Using the records below, please work out how many lines contain "screenshot"; answer with the number alone.

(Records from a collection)
........

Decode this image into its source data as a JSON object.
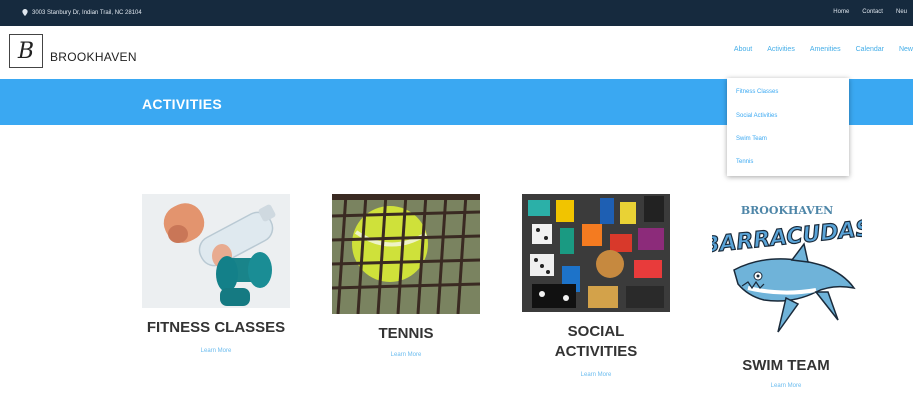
{
  "topbar": {
    "address": "3003 Stanbury Dr, Indian Trail, NC 28104",
    "links": [
      "Home",
      "Contact",
      "Neu"
    ]
  },
  "header": {
    "logo_letter": "B",
    "brand": "BROOKHAVEN",
    "nav": [
      "About",
      "Activities",
      "Amenities",
      "Calendar",
      "New"
    ]
  },
  "banner": {
    "title": "ACTIVITIES"
  },
  "dropdown": {
    "items": [
      "Fitness Classes",
      "Social Activities",
      "Swim Team",
      "Tennis"
    ]
  },
  "cards": [
    {
      "title": "FITNESS CLASSES",
      "link": "Learn More",
      "image": "fitness-photo"
    },
    {
      "title": "TENNIS",
      "link": "Learn More",
      "image": "tennis-photo"
    },
    {
      "title_line1": "SOCIAL",
      "title_line2": "ACTIVITIES",
      "link": "Learn More",
      "image": "social-games-photo"
    },
    {
      "title": "SWIM TEAM",
      "link": "Learn More",
      "image": "barracudas-logo",
      "logo_top": "BROOKHAVEN",
      "logo_main": "BARRACUDAS"
    }
  ],
  "colors": {
    "topbar": "#162a3e",
    "banner": "#3aa8f2",
    "nav_link": "#45aee8",
    "title_text": "#333333"
  }
}
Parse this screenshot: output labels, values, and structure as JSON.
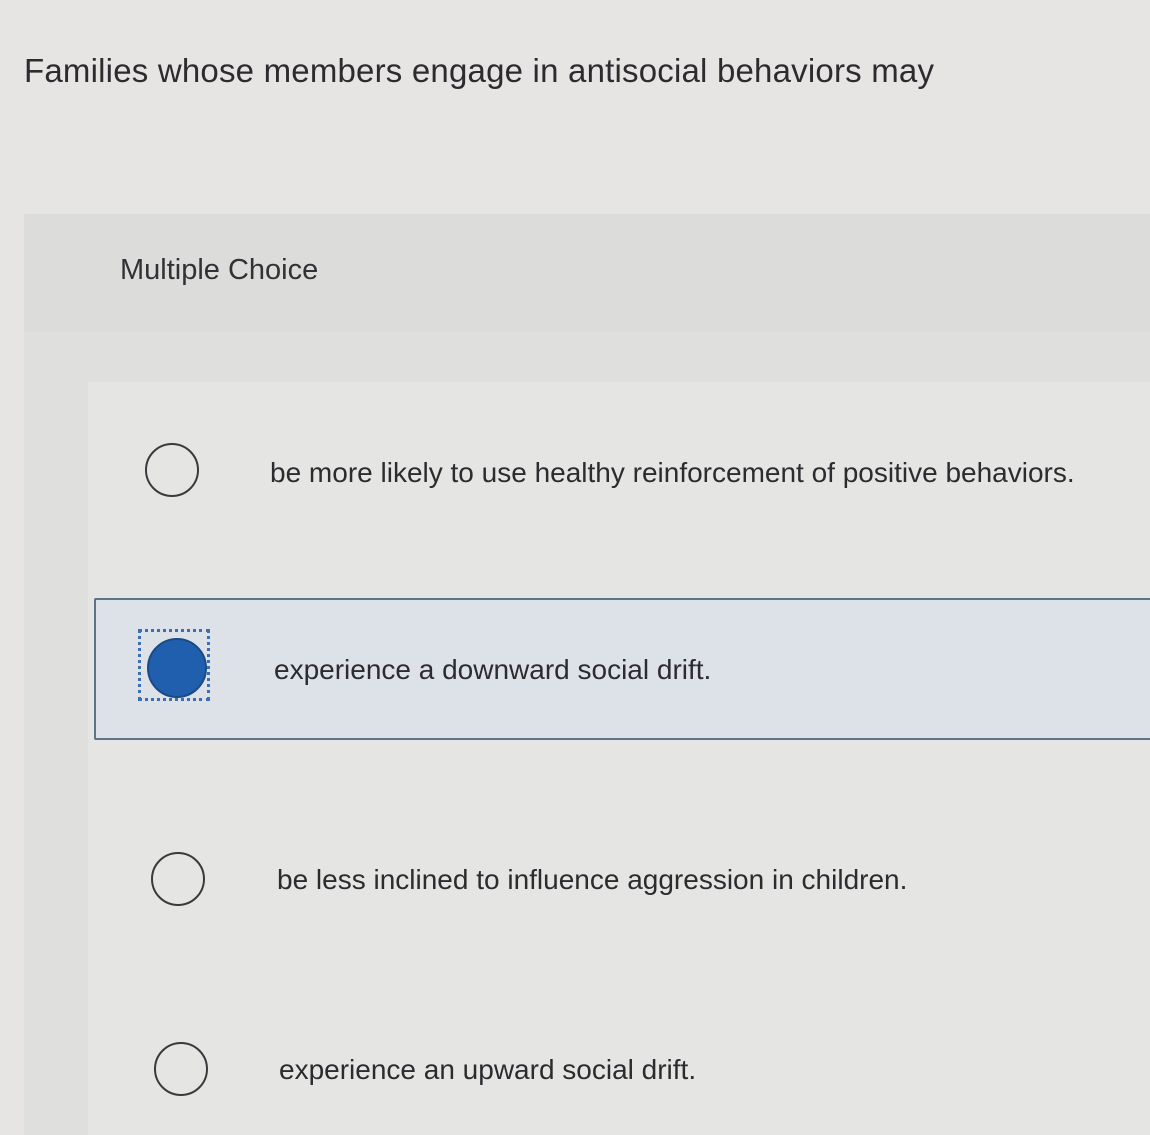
{
  "question": {
    "text": "Families whose members engage in antisocial behaviors may"
  },
  "header": {
    "label": "Multiple Choice"
  },
  "options": [
    {
      "text": "be more likely to use healthy reinforcement of positive behaviors.",
      "selected": false
    },
    {
      "text": "experience a downward social drift.",
      "selected": true
    },
    {
      "text": "be less inclined to influence aggression in children.",
      "selected": false
    },
    {
      "text": "experience an upward social drift.",
      "selected": false
    }
  ],
  "colors": {
    "selected_fill": "#1f5fae",
    "selected_background": "#dde2e8",
    "selected_border": "#5d7388"
  }
}
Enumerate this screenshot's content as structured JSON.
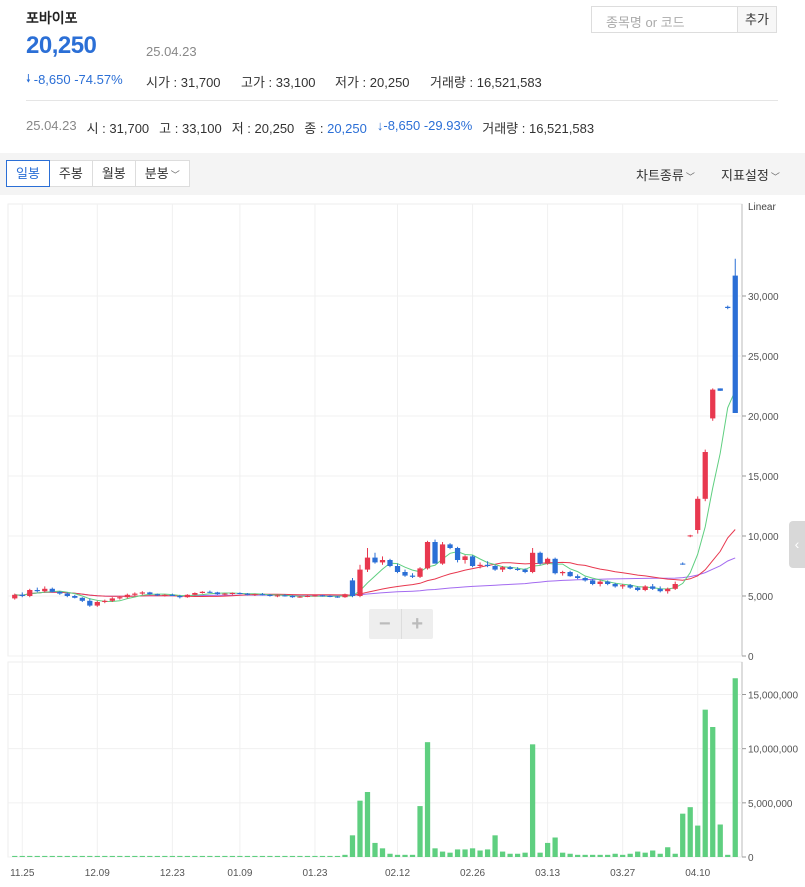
{
  "header": {
    "stock_name": "포바이포",
    "price": "20,250",
    "date": "25.04.23",
    "change_arrow": "🠗",
    "change": "-8,650 -74.57%",
    "ohlc": [
      {
        "label": "시가 : ",
        "value": "31,700"
      },
      {
        "label": "고가 : ",
        "value": "33,100"
      },
      {
        "label": "저가 : ",
        "value": "20,250"
      },
      {
        "label": "거래량 : ",
        "value": "16,521,583"
      }
    ]
  },
  "search": {
    "placeholder": "종목명 or 코드",
    "add_label": "추가"
  },
  "info_line": {
    "date": "25.04.23",
    "open": "시 : 31,700",
    "high": "고 : 33,100",
    "low": "저 : 20,250",
    "close_label": "종 : ",
    "close_value": "20,250",
    "change": "↓-8,650 -29.93%",
    "volume": "거래량 : 16,521,583"
  },
  "toolbar": {
    "tabs": [
      "일봉",
      "주봉",
      "월봉",
      "분봉"
    ],
    "chart_type": "차트종류",
    "indicator": "지표설정"
  },
  "colors": {
    "up": "#e8384f",
    "down": "#2b6fd6",
    "volume": "#5fcf80",
    "ma5": "#5fcf80",
    "ma20": "#e8384f",
    "ma60": "#a36bf0",
    "ma120": "#f0a040"
  },
  "chart_data": {
    "type": "candlestick",
    "scale_label": "Linear",
    "x_ticks": [
      "11.25",
      "12.09",
      "12.23",
      "01.09",
      "01.23",
      "02.12",
      "02.26",
      "03.13",
      "03.27",
      "04.10"
    ],
    "price_ticks": [
      "30,000",
      "25,000",
      "20,000",
      "15,000",
      "10,000",
      "5,000",
      "0"
    ],
    "volume_ticks": [
      "15,000,000",
      "10,000,000",
      "5,000,000",
      "0"
    ],
    "price_ylim": [
      0,
      35500
    ],
    "volume_ylim": [
      0,
      18000000
    ],
    "candles": [
      [
        4800,
        5200,
        4700,
        5100
      ],
      [
        5100,
        5300,
        4900,
        5000
      ],
      [
        5000,
        5600,
        4900,
        5500
      ],
      [
        5500,
        5700,
        5300,
        5400
      ],
      [
        5400,
        5800,
        5300,
        5600
      ],
      [
        5600,
        5700,
        5300,
        5350
      ],
      [
        5350,
        5400,
        5100,
        5200
      ],
      [
        5200,
        5300,
        4900,
        5000
      ],
      [
        5000,
        5100,
        4800,
        4850
      ],
      [
        4850,
        4900,
        4500,
        4600
      ],
      [
        4600,
        4800,
        4100,
        4200
      ],
      [
        4200,
        4600,
        4100,
        4500
      ],
      [
        4500,
        4700,
        4400,
        4600
      ],
      [
        4600,
        4900,
        4500,
        4800
      ],
      [
        4800,
        5000,
        4700,
        4900
      ],
      [
        4900,
        5200,
        4800,
        5100
      ],
      [
        5100,
        5300,
        5000,
        5200
      ],
      [
        5200,
        5400,
        5100,
        5300
      ],
      [
        5300,
        5350,
        5100,
        5150
      ],
      [
        5150,
        5200,
        5000,
        5050
      ],
      [
        5050,
        5150,
        4950,
        5100
      ],
      [
        5100,
        5200,
        5000,
        5000
      ],
      [
        5000,
        5100,
        4800,
        4900
      ],
      [
        4900,
        5150,
        4850,
        5100
      ],
      [
        5100,
        5300,
        5050,
        5250
      ],
      [
        5250,
        5400,
        5200,
        5350
      ],
      [
        5350,
        5450,
        5250,
        5300
      ],
      [
        5300,
        5350,
        5100,
        5150
      ],
      [
        5150,
        5250,
        5050,
        5200
      ],
      [
        5200,
        5300,
        5100,
        5250
      ],
      [
        5250,
        5300,
        5150,
        5200
      ],
      [
        5200,
        5250,
        5050,
        5100
      ],
      [
        5100,
        5200,
        5000,
        5150
      ],
      [
        5150,
        5250,
        5050,
        5100
      ],
      [
        5100,
        5150,
        4950,
        5000
      ],
      [
        5000,
        5100,
        4900,
        5050
      ],
      [
        5050,
        5150,
        4950,
        5000
      ],
      [
        5000,
        5050,
        4850,
        4900
      ],
      [
        4900,
        5000,
        4850,
        4950
      ],
      [
        4950,
        5050,
        4900,
        5000
      ],
      [
        5000,
        5100,
        4950,
        5050
      ],
      [
        5050,
        5100,
        4950,
        5000
      ],
      [
        5000,
        5050,
        4900,
        4950
      ],
      [
        4950,
        5000,
        4850,
        4900
      ],
      [
        4900,
        5200,
        4850,
        5150
      ],
      [
        6300,
        6500,
        4900,
        5000
      ],
      [
        5000,
        7600,
        4900,
        7200
      ],
      [
        7200,
        9000,
        7000,
        8200
      ],
      [
        8200,
        8600,
        7700,
        7800
      ],
      [
        7800,
        8300,
        7600,
        8000
      ],
      [
        8000,
        8100,
        7400,
        7500
      ],
      [
        7500,
        7700,
        6900,
        7000
      ],
      [
        7000,
        7200,
        6600,
        6700
      ],
      [
        6700,
        6900,
        6500,
        6600
      ],
      [
        6600,
        7400,
        6500,
        7300
      ],
      [
        7300,
        9600,
        7200,
        9500
      ],
      [
        9500,
        9700,
        7700,
        7700
      ],
      [
        7700,
        9500,
        7600,
        9300
      ],
      [
        9300,
        9400,
        8900,
        9000
      ],
      [
        9000,
        9100,
        7800,
        8000
      ],
      [
        8000,
        8400,
        7700,
        8300
      ],
      [
        8300,
        8400,
        7400,
        7500
      ],
      [
        7500,
        7800,
        7300,
        7600
      ],
      [
        7600,
        7900,
        7400,
        7500
      ],
      [
        7500,
        7600,
        7100,
        7200
      ],
      [
        7200,
        7500,
        7000,
        7400
      ],
      [
        7400,
        7500,
        7200,
        7250
      ],
      [
        7250,
        7400,
        7100,
        7200
      ],
      [
        7200,
        7300,
        6900,
        7000
      ],
      [
        7000,
        9000,
        6900,
        8600
      ],
      [
        8600,
        8700,
        7600,
        7700
      ],
      [
        7700,
        8200,
        7600,
        8100
      ],
      [
        8100,
        8200,
        6800,
        6900
      ],
      [
        6900,
        7100,
        6700,
        7000
      ],
      [
        7000,
        7100,
        6600,
        6650
      ],
      [
        6650,
        6800,
        6400,
        6500
      ],
      [
        6500,
        6600,
        6200,
        6300
      ],
      [
        6300,
        6400,
        5900,
        6000
      ],
      [
        6000,
        6300,
        5800,
        6200
      ],
      [
        6200,
        6300,
        5900,
        6000
      ],
      [
        6000,
        6100,
        5700,
        5800
      ],
      [
        5800,
        6000,
        5600,
        5900
      ],
      [
        5900,
        6000,
        5600,
        5700
      ],
      [
        5700,
        5800,
        5400,
        5500
      ],
      [
        5500,
        5900,
        5400,
        5800
      ],
      [
        5800,
        6000,
        5500,
        5600
      ],
      [
        5600,
        5800,
        5300,
        5400
      ],
      [
        5400,
        5700,
        5200,
        5600
      ],
      [
        5600,
        6200,
        5500,
        6000
      ],
      [
        7700,
        7800,
        7600,
        7650
      ],
      [
        10000,
        10100,
        9900,
        10050
      ],
      [
        10500,
        13300,
        10200,
        13100
      ],
      [
        13100,
        17200,
        12900,
        17000
      ],
      [
        19800,
        22300,
        19600,
        22200
      ],
      [
        22300,
        22300,
        22100,
        22100
      ],
      [
        29100,
        29200,
        28900,
        29000
      ],
      [
        31700,
        33100,
        20250,
        20250
      ]
    ],
    "volume": [
      0.1,
      0.1,
      0.1,
      0.1,
      0.1,
      0.1,
      0.1,
      0.1,
      0.1,
      0.1,
      0.1,
      0.1,
      0.1,
      0.1,
      0.1,
      0.1,
      0.1,
      0.1,
      0.1,
      0.1,
      0.1,
      0.1,
      0.1,
      0.1,
      0.1,
      0.1,
      0.1,
      0.1,
      0.1,
      0.1,
      0.1,
      0.1,
      0.1,
      0.1,
      0.1,
      0.1,
      0.1,
      0.1,
      0.1,
      0.1,
      0.1,
      0.1,
      0.1,
      0.1,
      0.2,
      2.0,
      5.2,
      6.0,
      1.3,
      0.8,
      0.3,
      0.2,
      0.2,
      0.2,
      4.7,
      10.6,
      0.8,
      0.5,
      0.4,
      0.7,
      0.7,
      0.8,
      0.6,
      0.7,
      2.0,
      0.5,
      0.3,
      0.3,
      0.4,
      10.4,
      0.4,
      1.3,
      1.8,
      0.4,
      0.3,
      0.2,
      0.2,
      0.2,
      0.2,
      0.2,
      0.3,
      0.2,
      0.3,
      0.5,
      0.4,
      0.6,
      0.3,
      0.9,
      0.3,
      4.0,
      4.6,
      2.9,
      13.6,
      12.0,
      3.0,
      0.2,
      16.5
    ]
  }
}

........

**Task solution:** 2